__Aim of the task__: Print the listing below exactly.

__Provided information__:
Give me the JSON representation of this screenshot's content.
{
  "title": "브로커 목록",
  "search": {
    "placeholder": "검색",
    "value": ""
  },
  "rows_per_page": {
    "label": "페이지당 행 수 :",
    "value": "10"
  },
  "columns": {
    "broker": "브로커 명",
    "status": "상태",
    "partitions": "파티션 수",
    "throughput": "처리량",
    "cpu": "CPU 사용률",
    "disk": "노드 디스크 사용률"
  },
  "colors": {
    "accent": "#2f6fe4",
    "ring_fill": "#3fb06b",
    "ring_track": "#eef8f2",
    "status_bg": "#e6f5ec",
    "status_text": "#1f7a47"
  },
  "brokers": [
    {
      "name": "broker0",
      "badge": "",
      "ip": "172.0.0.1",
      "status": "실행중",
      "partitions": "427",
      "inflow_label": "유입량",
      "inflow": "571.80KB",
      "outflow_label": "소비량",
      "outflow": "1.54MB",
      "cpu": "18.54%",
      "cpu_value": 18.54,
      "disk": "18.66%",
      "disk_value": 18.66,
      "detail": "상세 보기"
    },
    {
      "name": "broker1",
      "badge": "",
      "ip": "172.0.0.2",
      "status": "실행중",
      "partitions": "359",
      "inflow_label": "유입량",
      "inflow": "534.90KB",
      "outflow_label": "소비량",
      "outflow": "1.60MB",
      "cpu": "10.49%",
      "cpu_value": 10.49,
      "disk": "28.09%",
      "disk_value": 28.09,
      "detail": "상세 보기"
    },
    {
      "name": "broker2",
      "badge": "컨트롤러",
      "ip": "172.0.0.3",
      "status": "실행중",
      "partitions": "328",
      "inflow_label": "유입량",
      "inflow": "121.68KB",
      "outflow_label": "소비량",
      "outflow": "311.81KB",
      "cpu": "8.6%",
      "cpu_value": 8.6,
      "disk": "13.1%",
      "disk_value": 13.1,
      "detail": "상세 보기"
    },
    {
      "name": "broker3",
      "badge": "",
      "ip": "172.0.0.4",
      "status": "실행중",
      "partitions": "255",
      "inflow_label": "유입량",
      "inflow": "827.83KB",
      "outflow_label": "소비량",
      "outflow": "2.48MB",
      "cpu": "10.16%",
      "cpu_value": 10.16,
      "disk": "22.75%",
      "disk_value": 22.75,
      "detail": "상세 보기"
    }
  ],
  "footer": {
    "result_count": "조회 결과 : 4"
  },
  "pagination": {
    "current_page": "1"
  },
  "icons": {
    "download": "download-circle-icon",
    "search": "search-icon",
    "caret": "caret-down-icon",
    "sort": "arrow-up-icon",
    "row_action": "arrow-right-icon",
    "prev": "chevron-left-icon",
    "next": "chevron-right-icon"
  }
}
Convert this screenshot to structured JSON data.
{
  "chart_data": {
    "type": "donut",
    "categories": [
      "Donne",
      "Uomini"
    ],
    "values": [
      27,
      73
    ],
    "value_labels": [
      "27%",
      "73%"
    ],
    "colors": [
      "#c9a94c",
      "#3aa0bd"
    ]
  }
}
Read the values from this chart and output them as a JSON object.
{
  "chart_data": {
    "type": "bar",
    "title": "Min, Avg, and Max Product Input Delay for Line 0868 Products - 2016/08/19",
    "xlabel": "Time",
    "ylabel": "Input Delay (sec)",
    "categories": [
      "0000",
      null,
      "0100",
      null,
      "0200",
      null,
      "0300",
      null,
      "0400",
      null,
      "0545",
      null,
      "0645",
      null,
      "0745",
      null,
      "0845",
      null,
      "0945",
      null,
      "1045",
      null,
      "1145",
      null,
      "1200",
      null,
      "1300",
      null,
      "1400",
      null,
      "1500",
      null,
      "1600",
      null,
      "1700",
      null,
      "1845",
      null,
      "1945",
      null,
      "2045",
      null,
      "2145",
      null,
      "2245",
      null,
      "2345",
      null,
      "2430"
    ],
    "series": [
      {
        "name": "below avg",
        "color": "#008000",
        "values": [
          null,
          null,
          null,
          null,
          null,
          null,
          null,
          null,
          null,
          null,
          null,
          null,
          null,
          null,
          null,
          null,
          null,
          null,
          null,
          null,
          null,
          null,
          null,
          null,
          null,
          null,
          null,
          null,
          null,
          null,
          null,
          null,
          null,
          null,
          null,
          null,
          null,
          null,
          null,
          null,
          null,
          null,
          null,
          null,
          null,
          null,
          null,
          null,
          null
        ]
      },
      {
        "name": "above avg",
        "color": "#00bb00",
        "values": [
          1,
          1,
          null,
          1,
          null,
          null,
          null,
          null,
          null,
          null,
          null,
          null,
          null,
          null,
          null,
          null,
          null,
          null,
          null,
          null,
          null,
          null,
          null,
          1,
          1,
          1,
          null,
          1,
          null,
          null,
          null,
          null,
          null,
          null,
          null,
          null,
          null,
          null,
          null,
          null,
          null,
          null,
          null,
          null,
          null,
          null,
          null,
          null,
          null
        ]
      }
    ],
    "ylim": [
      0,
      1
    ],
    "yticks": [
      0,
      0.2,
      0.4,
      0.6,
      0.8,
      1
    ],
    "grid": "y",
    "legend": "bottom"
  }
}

__Reply to the exercise__:
Give me the JSON representation of this screenshot's content.
{
  "title": "브로커 목록",
  "search": {
    "placeholder": "검색",
    "value": ""
  },
  "rows_per_page": {
    "label": "페이지당 행 수 :",
    "value": "10"
  },
  "columns": {
    "broker": "브로커 명",
    "status": "상태",
    "partitions": "파티션 수",
    "throughput": "처리량",
    "cpu": "CPU 사용률",
    "disk": "노드 디스크 사용률"
  },
  "colors": {
    "accent": "#2f6fe4",
    "ring_fill": "#3fb06b",
    "ring_track": "#eef8f2",
    "status_bg": "#e6f5ec",
    "status_text": "#1f7a47"
  },
  "brokers": [
    {
      "name": "broker0",
      "badge": "",
      "ip": "172.0.0.1",
      "status": "실행중",
      "partitions": "427",
      "inflow_label": "유입량",
      "inflow": "571.80KB",
      "outflow_label": "소비량",
      "outflow": "1.54MB",
      "cpu": "18.54%",
      "cpu_value": 18.54,
      "disk": "18.66%",
      "disk_value": 18.66,
      "detail": "상세 보기"
    },
    {
      "name": "broker1",
      "badge": "",
      "ip": "172.0.0.2",
      "status": "실행중",
      "partitions": "359",
      "inflow_label": "유입량",
      "inflow": "534.90KB",
      "outflow_label": "소비량",
      "outflow": "1.60MB",
      "cpu": "10.49%",
      "cpu_value": 10.49,
      "disk": "28.09%",
      "disk_value": 28.09,
      "detail": "상세 보기"
    },
    {
      "name": "broker2",
      "badge": "컨트롤러",
      "ip": "172.0.0.3",
      "status": "실행중",
      "partitions": "328",
      "inflow_label": "유입량",
      "inflow": "121.68KB",
      "outflow_label": "소비량",
      "outflow": "311.81KB",
      "cpu": "8.6%",
      "cpu_value": 8.6,
      "disk": "13.1%",
      "disk_value": 13.1,
      "detail": "상세 보기"
    },
    {
      "name": "broker3",
      "badge": "",
      "ip": "172.0.0.4",
      "status": "실행중",
      "partitions": "255",
      "inflow_label": "유입량",
      "inflow": "827.83KB",
      "outflow_label": "소비량",
      "outflow": "2.48MB",
      "cpu": "10.16%",
      "cpu_value": 10.16,
      "disk": "22.75%",
      "disk_value": 22.75,
      "detail": "상세 보기"
    }
  ],
  "footer": {
    "result_count": "조회 결과 : 4"
  },
  "pagination": {
    "current_page": "1"
  },
  "icons": {
    "download": "download-circle-icon",
    "search": "search-icon",
    "caret": "caret-down-icon",
    "sort": "arrow-up-icon",
    "row_action": "arrow-right-icon",
    "prev": "chevron-left-icon",
    "next": "chevron-right-icon"
  }
}
Convert this screenshot to structured JSON data.
{
  "chart_data": {
    "type": "donut",
    "categories": [
      "Donne",
      "Uomini"
    ],
    "values": [
      27,
      73
    ],
    "value_labels": [
      "27%",
      "73%"
    ],
    "colors": [
      "#c9a94c",
      "#3aa0bd"
    ]
  }
}
Read the values from this chart and output them as a JSON object.
{
  "chart_data": {
    "type": "bar",
    "title": "Min, Avg, and Max Product Input Delay for Line 0868 Products - 2016/08/19",
    "xlabel": "Time",
    "ylabel": "Input Delay (sec)",
    "categories": [
      "0000",
      null,
      "0100",
      null,
      "0200",
      null,
      "0300",
      null,
      "0400",
      null,
      "0545",
      null,
      "0645",
      null,
      "0745",
      null,
      "0845",
      null,
      "0945",
      null,
      "1045",
      null,
      "1145",
      null,
      "1200",
      null,
      "1300",
      null,
      "1400",
      null,
      "1500",
      null,
      "1600",
      null,
      "1700",
      null,
      "1845",
      null,
      "1945",
      null,
      "2045",
      null,
      "2145",
      null,
      "2245",
      null,
      "2345",
      null,
      "2430"
    ],
    "series": [
      {
        "name": "below avg",
        "color": "#008000",
        "values": [
          null,
          null,
          null,
          null,
          null,
          null,
          null,
          null,
          null,
          null,
          null,
          null,
          null,
          null,
          null,
          null,
          null,
          null,
          null,
          null,
          null,
          null,
          null,
          null,
          null,
          null,
          null,
          null,
          null,
          null,
          null,
          null,
          null,
          null,
          null,
          null,
          null,
          null,
          null,
          null,
          null,
          null,
          null,
          null,
          null,
          null,
          null,
          null,
          null
        ]
      },
      {
        "name": "above avg",
        "color": "#00bb00",
        "values": [
          1,
          1,
          null,
          1,
          null,
          null,
          null,
          null,
          null,
          null,
          null,
          null,
          null,
          null,
          null,
          null,
          null,
          null,
          null,
          null,
          null,
          null,
          null,
          1,
          1,
          1,
          null,
          1,
          null,
          null,
          null,
          null,
          null,
          null,
          null,
          null,
          null,
          null,
          null,
          null,
          null,
          null,
          null,
          null,
          null,
          null,
          null,
          null,
          null
        ]
      }
    ],
    "ylim": [
      0,
      1
    ],
    "yticks": [
      0,
      0.2,
      0.4,
      0.6,
      0.8,
      1
    ],
    "grid": "y",
    "legend": "bottom"
  }
}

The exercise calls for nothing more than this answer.